Items from a figure collection
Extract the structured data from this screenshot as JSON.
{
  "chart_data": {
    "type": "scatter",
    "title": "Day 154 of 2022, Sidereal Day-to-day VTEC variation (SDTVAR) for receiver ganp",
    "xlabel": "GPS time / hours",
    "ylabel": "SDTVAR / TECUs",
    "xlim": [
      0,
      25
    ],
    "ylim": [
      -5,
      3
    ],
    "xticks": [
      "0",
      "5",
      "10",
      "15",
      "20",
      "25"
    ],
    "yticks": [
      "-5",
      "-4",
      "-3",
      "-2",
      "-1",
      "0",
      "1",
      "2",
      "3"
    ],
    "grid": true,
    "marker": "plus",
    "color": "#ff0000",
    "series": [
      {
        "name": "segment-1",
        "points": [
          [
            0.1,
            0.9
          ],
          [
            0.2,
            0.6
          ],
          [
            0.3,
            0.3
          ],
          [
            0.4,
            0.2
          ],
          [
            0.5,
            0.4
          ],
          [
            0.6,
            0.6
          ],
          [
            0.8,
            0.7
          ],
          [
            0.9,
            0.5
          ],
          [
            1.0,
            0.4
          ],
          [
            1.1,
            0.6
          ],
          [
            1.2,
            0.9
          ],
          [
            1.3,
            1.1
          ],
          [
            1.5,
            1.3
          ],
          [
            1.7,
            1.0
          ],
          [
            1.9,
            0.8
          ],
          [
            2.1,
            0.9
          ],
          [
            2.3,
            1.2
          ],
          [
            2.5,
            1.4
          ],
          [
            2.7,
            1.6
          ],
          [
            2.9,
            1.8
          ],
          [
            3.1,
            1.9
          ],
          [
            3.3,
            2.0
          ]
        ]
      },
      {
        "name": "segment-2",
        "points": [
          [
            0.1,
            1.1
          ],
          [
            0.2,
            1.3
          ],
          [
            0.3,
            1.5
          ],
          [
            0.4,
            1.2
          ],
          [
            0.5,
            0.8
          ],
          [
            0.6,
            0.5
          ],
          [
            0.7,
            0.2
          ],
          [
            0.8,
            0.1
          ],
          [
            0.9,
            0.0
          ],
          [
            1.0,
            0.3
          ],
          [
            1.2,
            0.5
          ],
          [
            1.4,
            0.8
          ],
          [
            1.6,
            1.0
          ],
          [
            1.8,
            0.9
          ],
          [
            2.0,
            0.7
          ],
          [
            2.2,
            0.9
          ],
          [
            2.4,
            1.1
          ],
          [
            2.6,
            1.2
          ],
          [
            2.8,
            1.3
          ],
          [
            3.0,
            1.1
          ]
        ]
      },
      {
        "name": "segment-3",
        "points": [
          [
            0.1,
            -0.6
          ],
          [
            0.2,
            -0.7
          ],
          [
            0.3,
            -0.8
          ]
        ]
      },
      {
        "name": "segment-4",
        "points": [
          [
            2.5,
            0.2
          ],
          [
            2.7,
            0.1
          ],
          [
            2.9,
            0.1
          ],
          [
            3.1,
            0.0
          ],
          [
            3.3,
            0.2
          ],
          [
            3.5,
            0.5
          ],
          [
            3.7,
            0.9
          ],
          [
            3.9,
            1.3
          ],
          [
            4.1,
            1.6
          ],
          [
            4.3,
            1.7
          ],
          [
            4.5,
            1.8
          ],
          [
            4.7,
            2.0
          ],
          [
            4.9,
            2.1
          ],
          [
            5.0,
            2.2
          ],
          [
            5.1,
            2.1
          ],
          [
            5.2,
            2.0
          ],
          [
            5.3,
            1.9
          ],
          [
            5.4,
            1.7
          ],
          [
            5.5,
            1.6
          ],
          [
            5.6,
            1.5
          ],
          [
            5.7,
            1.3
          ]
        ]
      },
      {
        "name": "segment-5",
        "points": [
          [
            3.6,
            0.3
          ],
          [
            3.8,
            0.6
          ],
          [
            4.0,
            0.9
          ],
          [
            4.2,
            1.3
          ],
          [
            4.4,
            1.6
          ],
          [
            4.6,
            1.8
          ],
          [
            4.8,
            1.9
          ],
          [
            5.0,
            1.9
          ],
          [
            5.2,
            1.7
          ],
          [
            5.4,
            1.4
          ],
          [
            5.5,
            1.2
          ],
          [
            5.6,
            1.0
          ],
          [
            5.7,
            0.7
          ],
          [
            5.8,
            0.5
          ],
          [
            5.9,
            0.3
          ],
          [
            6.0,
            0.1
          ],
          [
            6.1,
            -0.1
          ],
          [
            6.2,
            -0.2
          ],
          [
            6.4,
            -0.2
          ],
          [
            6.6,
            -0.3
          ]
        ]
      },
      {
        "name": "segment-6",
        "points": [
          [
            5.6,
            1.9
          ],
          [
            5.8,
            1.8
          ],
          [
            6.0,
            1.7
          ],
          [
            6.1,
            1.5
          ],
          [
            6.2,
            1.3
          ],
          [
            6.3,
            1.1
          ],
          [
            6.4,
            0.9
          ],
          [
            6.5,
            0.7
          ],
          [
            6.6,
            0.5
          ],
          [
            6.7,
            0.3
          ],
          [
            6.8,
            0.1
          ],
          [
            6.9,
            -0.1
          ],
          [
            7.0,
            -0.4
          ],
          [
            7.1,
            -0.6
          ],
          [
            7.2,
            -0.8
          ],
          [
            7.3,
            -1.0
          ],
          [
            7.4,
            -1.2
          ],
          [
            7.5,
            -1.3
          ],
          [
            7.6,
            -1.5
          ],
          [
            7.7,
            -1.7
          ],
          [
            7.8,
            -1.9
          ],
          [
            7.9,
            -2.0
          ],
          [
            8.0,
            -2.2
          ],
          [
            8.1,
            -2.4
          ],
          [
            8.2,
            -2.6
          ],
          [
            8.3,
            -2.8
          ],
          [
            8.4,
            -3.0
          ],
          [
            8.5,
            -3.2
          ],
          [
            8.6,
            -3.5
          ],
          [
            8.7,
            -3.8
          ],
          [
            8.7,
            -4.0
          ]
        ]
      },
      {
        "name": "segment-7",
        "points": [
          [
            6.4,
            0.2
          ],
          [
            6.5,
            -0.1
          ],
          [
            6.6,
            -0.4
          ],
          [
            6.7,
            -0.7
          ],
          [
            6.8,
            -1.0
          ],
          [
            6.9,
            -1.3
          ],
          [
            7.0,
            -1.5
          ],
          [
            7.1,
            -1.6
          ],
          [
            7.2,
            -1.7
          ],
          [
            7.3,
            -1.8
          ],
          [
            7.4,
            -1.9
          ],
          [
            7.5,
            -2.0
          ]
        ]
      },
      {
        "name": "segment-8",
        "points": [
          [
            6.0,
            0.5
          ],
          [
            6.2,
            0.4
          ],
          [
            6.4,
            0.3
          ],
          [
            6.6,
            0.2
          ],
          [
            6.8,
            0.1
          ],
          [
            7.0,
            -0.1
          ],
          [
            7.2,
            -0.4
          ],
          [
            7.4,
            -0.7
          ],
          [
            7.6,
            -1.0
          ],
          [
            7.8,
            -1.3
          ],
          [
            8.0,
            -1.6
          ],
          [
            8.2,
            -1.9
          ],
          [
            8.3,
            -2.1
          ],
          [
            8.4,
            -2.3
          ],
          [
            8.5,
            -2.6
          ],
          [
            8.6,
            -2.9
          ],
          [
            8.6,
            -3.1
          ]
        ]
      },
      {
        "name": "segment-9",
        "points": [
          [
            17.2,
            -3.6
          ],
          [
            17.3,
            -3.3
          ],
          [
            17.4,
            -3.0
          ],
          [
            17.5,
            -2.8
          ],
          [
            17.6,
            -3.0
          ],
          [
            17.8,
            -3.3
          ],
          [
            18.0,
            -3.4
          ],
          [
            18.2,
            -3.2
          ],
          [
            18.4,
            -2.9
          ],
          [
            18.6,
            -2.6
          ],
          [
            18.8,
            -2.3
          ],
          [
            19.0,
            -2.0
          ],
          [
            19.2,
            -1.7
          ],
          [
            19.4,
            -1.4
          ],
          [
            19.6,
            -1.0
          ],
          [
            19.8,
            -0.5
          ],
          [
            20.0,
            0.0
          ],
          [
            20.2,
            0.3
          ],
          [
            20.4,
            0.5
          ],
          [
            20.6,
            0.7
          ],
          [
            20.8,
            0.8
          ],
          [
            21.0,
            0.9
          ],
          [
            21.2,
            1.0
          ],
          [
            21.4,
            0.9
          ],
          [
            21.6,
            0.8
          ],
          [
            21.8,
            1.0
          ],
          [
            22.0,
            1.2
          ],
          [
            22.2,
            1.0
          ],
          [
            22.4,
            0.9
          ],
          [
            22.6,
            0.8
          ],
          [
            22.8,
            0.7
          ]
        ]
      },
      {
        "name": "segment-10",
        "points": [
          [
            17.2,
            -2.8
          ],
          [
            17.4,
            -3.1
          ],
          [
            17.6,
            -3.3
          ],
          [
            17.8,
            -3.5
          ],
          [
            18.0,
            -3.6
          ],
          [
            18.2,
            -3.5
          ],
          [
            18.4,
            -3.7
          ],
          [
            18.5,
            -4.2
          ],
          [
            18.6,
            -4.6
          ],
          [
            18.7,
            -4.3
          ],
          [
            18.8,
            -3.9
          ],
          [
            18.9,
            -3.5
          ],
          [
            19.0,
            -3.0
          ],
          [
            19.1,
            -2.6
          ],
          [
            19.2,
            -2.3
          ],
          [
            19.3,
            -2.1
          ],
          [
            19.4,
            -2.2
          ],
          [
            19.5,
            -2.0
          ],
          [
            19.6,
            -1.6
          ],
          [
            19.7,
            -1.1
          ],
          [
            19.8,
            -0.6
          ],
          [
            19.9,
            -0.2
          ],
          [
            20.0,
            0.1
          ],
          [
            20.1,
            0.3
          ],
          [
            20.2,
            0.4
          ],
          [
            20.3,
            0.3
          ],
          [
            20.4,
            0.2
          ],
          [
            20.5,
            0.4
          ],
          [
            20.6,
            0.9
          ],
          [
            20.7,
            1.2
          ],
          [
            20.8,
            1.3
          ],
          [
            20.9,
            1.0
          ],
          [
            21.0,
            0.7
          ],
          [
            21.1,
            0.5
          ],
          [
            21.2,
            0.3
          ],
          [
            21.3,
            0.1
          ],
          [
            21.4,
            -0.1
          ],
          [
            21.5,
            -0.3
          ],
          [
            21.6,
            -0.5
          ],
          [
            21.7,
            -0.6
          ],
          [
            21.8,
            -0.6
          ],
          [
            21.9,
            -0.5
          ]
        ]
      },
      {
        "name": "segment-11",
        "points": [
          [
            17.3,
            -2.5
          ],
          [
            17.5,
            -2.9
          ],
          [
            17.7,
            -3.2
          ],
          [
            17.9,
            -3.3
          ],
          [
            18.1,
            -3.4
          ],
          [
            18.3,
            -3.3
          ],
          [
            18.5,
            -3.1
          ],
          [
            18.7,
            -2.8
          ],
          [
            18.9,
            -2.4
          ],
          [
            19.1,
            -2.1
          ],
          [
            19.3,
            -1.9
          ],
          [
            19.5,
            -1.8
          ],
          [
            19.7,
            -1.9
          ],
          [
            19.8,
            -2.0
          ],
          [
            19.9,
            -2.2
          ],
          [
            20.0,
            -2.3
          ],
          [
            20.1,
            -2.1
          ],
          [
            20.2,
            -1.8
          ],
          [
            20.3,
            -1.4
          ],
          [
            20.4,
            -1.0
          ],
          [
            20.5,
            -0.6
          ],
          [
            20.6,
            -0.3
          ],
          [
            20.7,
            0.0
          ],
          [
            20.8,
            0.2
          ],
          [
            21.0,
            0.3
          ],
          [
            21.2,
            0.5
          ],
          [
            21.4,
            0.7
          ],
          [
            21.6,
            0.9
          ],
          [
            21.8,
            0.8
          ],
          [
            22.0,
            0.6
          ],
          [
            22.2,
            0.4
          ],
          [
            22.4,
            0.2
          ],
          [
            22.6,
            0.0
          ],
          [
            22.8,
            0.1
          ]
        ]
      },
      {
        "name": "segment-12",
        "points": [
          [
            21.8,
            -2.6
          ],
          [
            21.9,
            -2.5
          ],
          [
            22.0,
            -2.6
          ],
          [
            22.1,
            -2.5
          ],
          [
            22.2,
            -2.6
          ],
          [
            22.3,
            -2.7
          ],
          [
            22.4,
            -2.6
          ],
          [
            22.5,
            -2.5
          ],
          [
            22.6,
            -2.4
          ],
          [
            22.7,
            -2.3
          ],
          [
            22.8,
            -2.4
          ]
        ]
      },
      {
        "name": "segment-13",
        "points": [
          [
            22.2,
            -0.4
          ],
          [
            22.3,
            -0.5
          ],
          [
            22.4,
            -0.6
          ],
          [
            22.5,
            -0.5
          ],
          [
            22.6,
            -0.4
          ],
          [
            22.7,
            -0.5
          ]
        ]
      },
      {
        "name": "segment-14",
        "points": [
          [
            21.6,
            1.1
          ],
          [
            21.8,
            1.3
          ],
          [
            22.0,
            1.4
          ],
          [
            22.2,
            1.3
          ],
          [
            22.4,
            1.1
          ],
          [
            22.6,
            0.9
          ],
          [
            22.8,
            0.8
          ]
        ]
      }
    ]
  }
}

Work to be completed - In the listing above, find the lines holding the word "SDTVAR" and copy them.

Answer to the task -
    "title": "Day 154 of 2022, Sidereal Day-to-day VTEC variation (SDTVAR) for receiver ganp",
    "ylabel": "SDTVAR / TECUs",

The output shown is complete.